> _Extract to read_
══════════════════════════════

It looks like the language supplies date/day methods for a given date. If anybody was interested you can read about Zeller's congruence.

I don't think that's what they wanted you to do but you could find the day of week of the first day of a month from that. Now that I thought about it you could find the day of week for the given day as N and get that modulo 7.

Oh wait, is that the Nth occurance of a day of the week (like Sunday) or like the Nth weekday of the month! Okay I see the examples.

Maybe it would make a difference if you could construct a date such as the 1st of a month..

Given that it is Nth occurance of a day of the week, and that you can't fiddle with whatever datetime datatype, and that you have access to both a get day of week and get day of month functions. Would Sunday be a zero?

1) First, the day of the week would have to match the day of the week given.
2) N would have to be at least 1 and at most 4.
3) The day of the month would range between n*7*dayOfWeek + 1 and n*7*dayOfWeek + 6 for the same n.
- Let me think about that. If Sunday was the first.. 0*7*0+1 = 1 and Saturday the 6th would be 0*7*0+6.

Think 1 and 3 above are sufficient since a get day of month function shouldn't violate 2.

(* first try, this code sucks *)

function isNthGivenDayInMonth(date : dateTime;
                              dow : dayOfWeek;
                              N : integer) : boolean;
    var B, A : integer (* on or before and after day of month *)
    var Day : integer (* day of month *)

══════════════════════════════

> _Exercise aim_
Continue the forum discussion about finding the Nth occurrence of a weekday in a month, starting right after its final line of code.

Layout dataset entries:
══════════════════════════════

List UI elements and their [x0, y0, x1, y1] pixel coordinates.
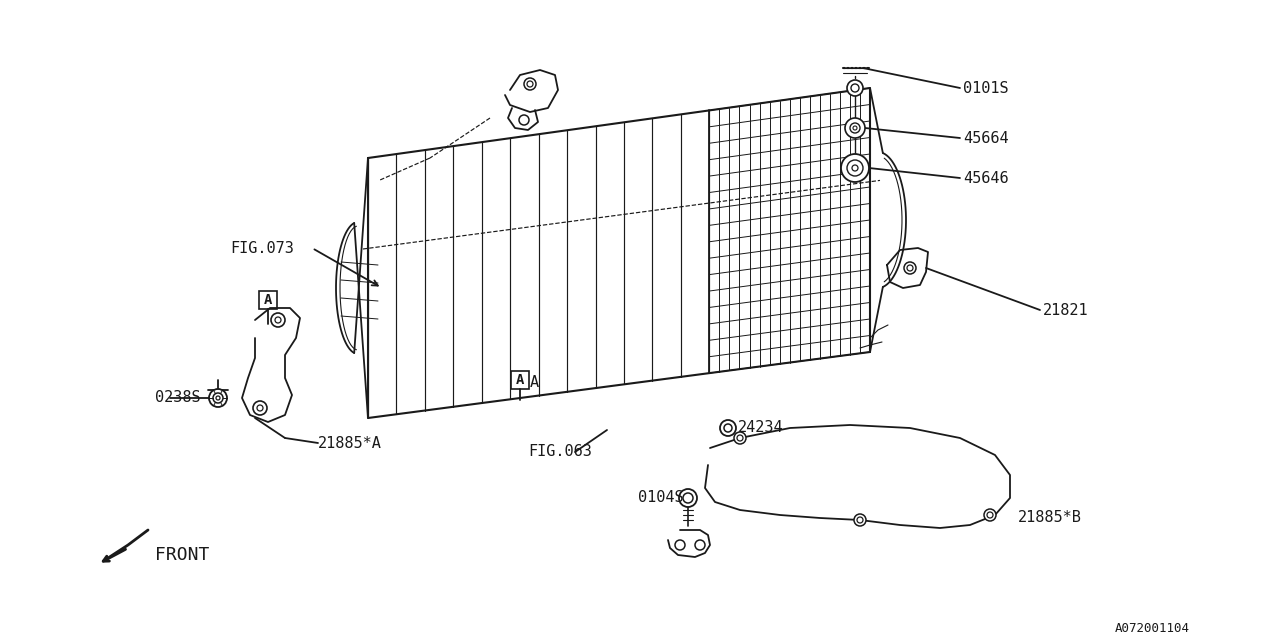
Circle shape	[209, 389, 227, 407]
Circle shape	[518, 115, 529, 125]
Text: 24234: 24234	[739, 420, 783, 435]
Bar	[259, 291, 276, 309]
Circle shape	[271, 313, 285, 327]
Circle shape	[841, 154, 869, 182]
Circle shape	[524, 78, 536, 90]
Text: 21885*B: 21885*B	[1018, 511, 1082, 525]
Text: FIG.063: FIG.063	[529, 445, 591, 460]
Text: 0238S: 0238S	[155, 390, 201, 406]
Circle shape	[695, 540, 705, 550]
Circle shape	[675, 540, 685, 550]
Text: 21885*A: 21885*A	[317, 435, 381, 451]
Circle shape	[904, 262, 916, 274]
Circle shape	[984, 509, 996, 521]
Circle shape	[212, 393, 223, 403]
Text: FIG.073: FIG.073	[230, 241, 294, 255]
Text: FRONT: FRONT	[155, 546, 210, 564]
Circle shape	[847, 160, 863, 176]
Circle shape	[721, 420, 736, 436]
Text: 45664: 45664	[963, 131, 1009, 145]
Text: 21821: 21821	[1043, 303, 1088, 317]
Text: 45646: 45646	[963, 170, 1009, 186]
Circle shape	[724, 424, 732, 432]
Circle shape	[845, 118, 865, 138]
Text: A: A	[530, 374, 539, 390]
Circle shape	[678, 489, 698, 507]
Bar	[511, 371, 529, 389]
Circle shape	[847, 80, 863, 96]
Text: A: A	[516, 373, 525, 387]
Circle shape	[733, 432, 746, 444]
Text: 0104S: 0104S	[637, 490, 684, 506]
Text: 0101S: 0101S	[963, 81, 1009, 95]
Text: A: A	[264, 293, 273, 307]
Circle shape	[854, 514, 867, 526]
Circle shape	[684, 493, 692, 503]
Circle shape	[253, 401, 268, 415]
Text: A072001104: A072001104	[1115, 621, 1190, 634]
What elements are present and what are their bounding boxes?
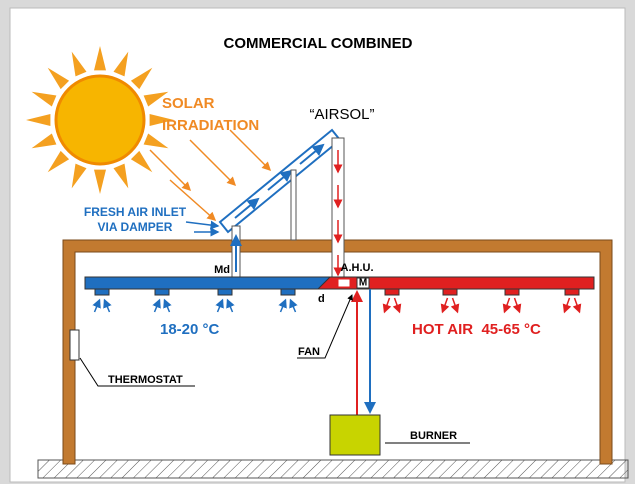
outlet	[442, 288, 458, 296]
ray	[71, 51, 87, 77]
fan	[337, 278, 351, 288]
ray	[149, 114, 174, 126]
ray	[113, 163, 129, 189]
support	[290, 169, 297, 241]
ray	[143, 91, 169, 107]
building	[62, 239, 613, 465]
ray	[94, 169, 106, 194]
outlet	[94, 288, 110, 296]
airflow	[103, 298, 112, 313]
hot-zone-label: HOT AIR 45-65 °C	[412, 321, 541, 338]
thermostat	[69, 329, 80, 361]
airflow	[382, 297, 392, 314]
cold-duct	[84, 276, 331, 290]
ray	[26, 114, 51, 126]
ray	[143, 133, 169, 149]
airflow	[152, 298, 161, 313]
burner	[329, 414, 381, 456]
sun	[26, 46, 174, 194]
ray	[130, 150, 153, 173]
airflow	[392, 297, 402, 314]
ray	[130, 67, 153, 90]
sun-rays-arrows	[149, 129, 272, 221]
airflow	[572, 297, 582, 314]
outlet	[154, 288, 170, 296]
ray	[47, 67, 70, 90]
solar-label: IRRADIATION	[162, 117, 259, 134]
title: COMMERCIAL COMBINED	[224, 35, 413, 52]
d-label: d	[318, 293, 325, 305]
airflow	[502, 297, 512, 314]
ray	[47, 150, 70, 173]
ray	[113, 51, 129, 77]
airflow	[450, 297, 460, 314]
collector-flow	[234, 143, 325, 219]
airflow	[440, 297, 450, 314]
inlet-label: FRESH AIR INLET	[84, 205, 187, 219]
airflow	[512, 297, 522, 314]
airflow	[278, 298, 287, 313]
burner-label: BURNER	[410, 430, 457, 442]
airflow	[226, 298, 235, 313]
ray	[31, 91, 57, 107]
outlet	[504, 288, 520, 296]
outlet	[280, 288, 296, 296]
inlet-label: VIA DAMPER	[98, 220, 173, 234]
solar-label: SOLAR	[162, 95, 215, 112]
thermostat-label: THERMOSTAT	[108, 374, 183, 386]
outlet	[217, 288, 233, 296]
motor-label: M	[359, 278, 367, 289]
ray	[71, 163, 87, 189]
ray	[94, 46, 106, 71]
collector-label: “AIRSOL”	[309, 106, 374, 123]
airflow	[289, 298, 298, 313]
airflow	[163, 298, 172, 313]
outlet	[564, 288, 580, 296]
fan-label: FAN	[298, 346, 320, 358]
ahu-label: A.H.U.	[341, 262, 374, 274]
airflow	[92, 298, 101, 313]
ray	[31, 133, 57, 149]
ground	[37, 459, 629, 479]
md-label: Md	[214, 264, 230, 276]
airflow	[215, 298, 224, 313]
motor	[356, 277, 370, 289]
outlet	[384, 288, 400, 296]
cool-zone-label: 18-20 °C	[160, 321, 220, 338]
airflow	[562, 297, 572, 314]
hot-duct	[316, 276, 595, 290]
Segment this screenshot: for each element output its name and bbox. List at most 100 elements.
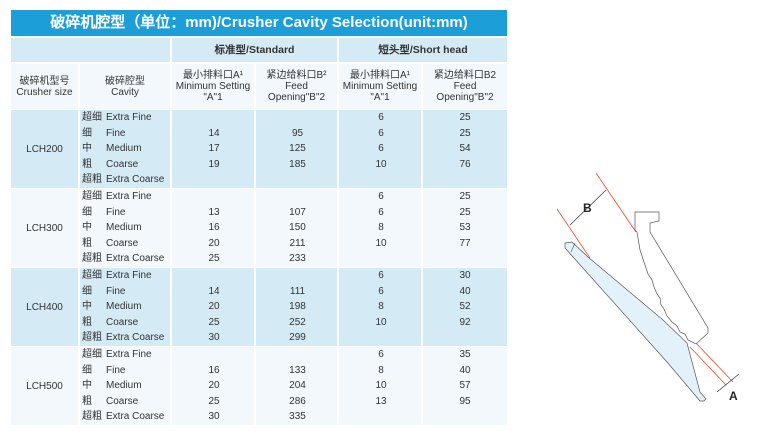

══════════════════════════════

> _Result of the task_
    begin
    B := (N-1)*7 + 1; A := (N-1)*7 + 6;
    D := getDayOfMonth(date);
    if (dow <> getDayOfWeek(date) 
        then return(false)
        else return( (B <= Day) and (A >= Day) );
    end; (* function *)

Hope there isn't a bug in that lol!
[edit: Saturday would have been the 7th, and the upper bound above (N-1)*7 + 7.]
Your solution looks like it would match 2 different weeks? Looks like it would always return zero for Sundays? Should have done pseudocode in C#.. short circuit && is like my if.. hey shouldn't Sunday the first match for N = 1 in months that start on Sunday?

 d/ 7 == n

That would result in (either 0 or 1)/7 == 1, that can't be right! Your || catches the (n-1) also, Robert has that. Go with Robert Wagner's answer! It's only 2 lines, short is good! Having (Day-1) mod 7
[edit: (Day-1) div 7] eliminates my unnecessary variables and 2 lines of setup.

For the record this should be checked for boundary cases and so forth like what if August 31st was a Sunday or Saturday.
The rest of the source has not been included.